> _Tareas_
• 1. Transcribe sin cambios el pasaje del texto sobre DataDrain que empieza con las palabras "# config/initializers/data_drain.rb" y termina con "storage_mode == :s3)".
• 2. Retoma el texto sobre DataDrain y continúalo desde el punto en que se interrumpe.

> _Extracto de origen_
----

DataDrain

Micro-framework Ruby para extraer, archivar y purgar datos históricos de PostgreSQL hacia un Data Lake (S3 o disco local) en formato Parquet, usando DuckDB en memoria.

Características

  • ETL de alto rendimiento: millones de registros de Postgres a Parquet sin cargar objetos en RAM Ruby.
  • File ingestion: convierte CSV, JSON o Parquet locales a Parquet (ZSTD) particionado y los sube a S3.
  • Hive partitioning: organiza archivos en key=val/key=val/... para prefix scans eficientes.
  • Storage adapters: soporte transparente para disco local y AWS S3.
  • Integridad garantizada: verificación matemática Postgres vs Parquet antes de cualquier DELETE.
  • ORM analítico: clase base DataDrain::Record (compatible ActiveModel) para consultar y purgar particiones históricas.
  • Observabilidad estructurada: logs key=value compatibles con Datadog, CloudWatch y exis_ray. Fallos del logger nunca interrumpen el flujo principal.

Instalación

# Gemfile
gem 'data_drain', git: 'https://github.com/gedera/data_drain.git', branch: 'main'
bundle install

Configuración

# config/initializers/data_drain.rb
DataDrain.configure do |config|
  config.storage_mode = ENV.fetch('STORAGE_MODE', 'local').to_sym  # :local o :s3

  # AWS S3 (solo si storage_mode == :s3)

----

> _Contenido de los datos_
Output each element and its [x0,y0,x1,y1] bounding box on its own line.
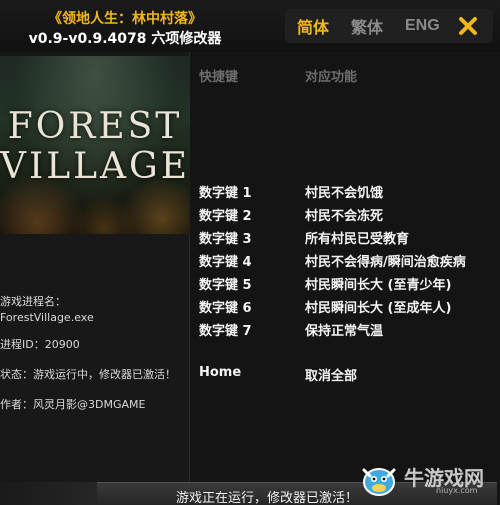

----

> _Las respuestas_
• 1.
# config/initializers/data_drain.rb
DataDrain.configure do |config|
  config.storage_mode = ENV.fetch('STORAGE_MODE', 'local').to_sym  # :local o :s3

  # AWS S3 (solo si storage_mode == :s3)

• 2.
  config.aws_region            = ENV['AWS_REGION']
  config.aws_access_key_id     = ENV['AWS_ACCESS_KEY_ID']
  config.aws_secret_access_key = ENV['AWS_SECRET_ACCESS_KEY']

  # PostgreSQL origen (solo para Engine)
  config.db_host = ENV.fetch('DB_HOST', '127.0.0.1')
  config.db_port = ENV.fetch('DB_PORT', '5432')
  config.db_user = ENV.fetch('DB_USER', 'postgres')
  config.db_pass = ENV.fetch('DB_PASS', '')
  config.db_name = ENV.fetch('DB_NAME', 'core_production')

  # Tuning de purga
  config.batch_size                          = 5000  # registros por DELETE
  config.throttle_delay                      = 0.5   # segundos entre lotes
  config.idle_in_transaction_session_timeout = 0     # 0 = DESACTIVADO (mandatorio en purgas masivas)

  # Tuning de DuckDB
  config.limit_ram     = '2GB'                # evita OOM en contenedores
  config.tmp_directory = '/tmp/duckdb_work'   # spill-to-disk (preferir SSD/NVMe)

  config.logger = Rails.logger
end

Uso

Ingesta de archivos crudos (FileIngestor)

DataDrain::FileIngestor.new(
  bucket:              'my-bucket-store',
  source_path:         '/tmp/netflow_metrics.csv',
  folder_name:         'netflow',
  partition_keys:      %w[isp_id year month],
  select_sql:          "*, EXTRACT(YEAR FROM timestamp) AS year, EXTRACT(MONTH FROM timestamp) AS month",
  delete_after_upload: true
).call

Extracción y purga (Engine)

Ventanas rodantes de retención: archivar 6 meses atrás y purgar el origen.

DataDrain::Engine.new(
  bucket:         'my-bucket-store',
  start_date:     6.months.ago.beginning_of_month,
  end_date:       6.months.ago.end_of_month,
  table_name:     'versions',
  partition_keys: %w[year month]
).call

Modo skip_export (delegar export a Glue/EMR)

DataDrain solo verifica integridad y purga; el export ya lo hizo otra herramienta.

DataDrain::Engine.new(
  bucket:         'my-bucket-store',
  start_date:     6.months.ago.beginning_of_month,
  end_date:       6.months.ago.end_of_month,
  table_name:     'versions',
  partition_keys: %w[year month],
  skip_export:    true
).call

Orquestación con AWS Glue (tablas 1TB+)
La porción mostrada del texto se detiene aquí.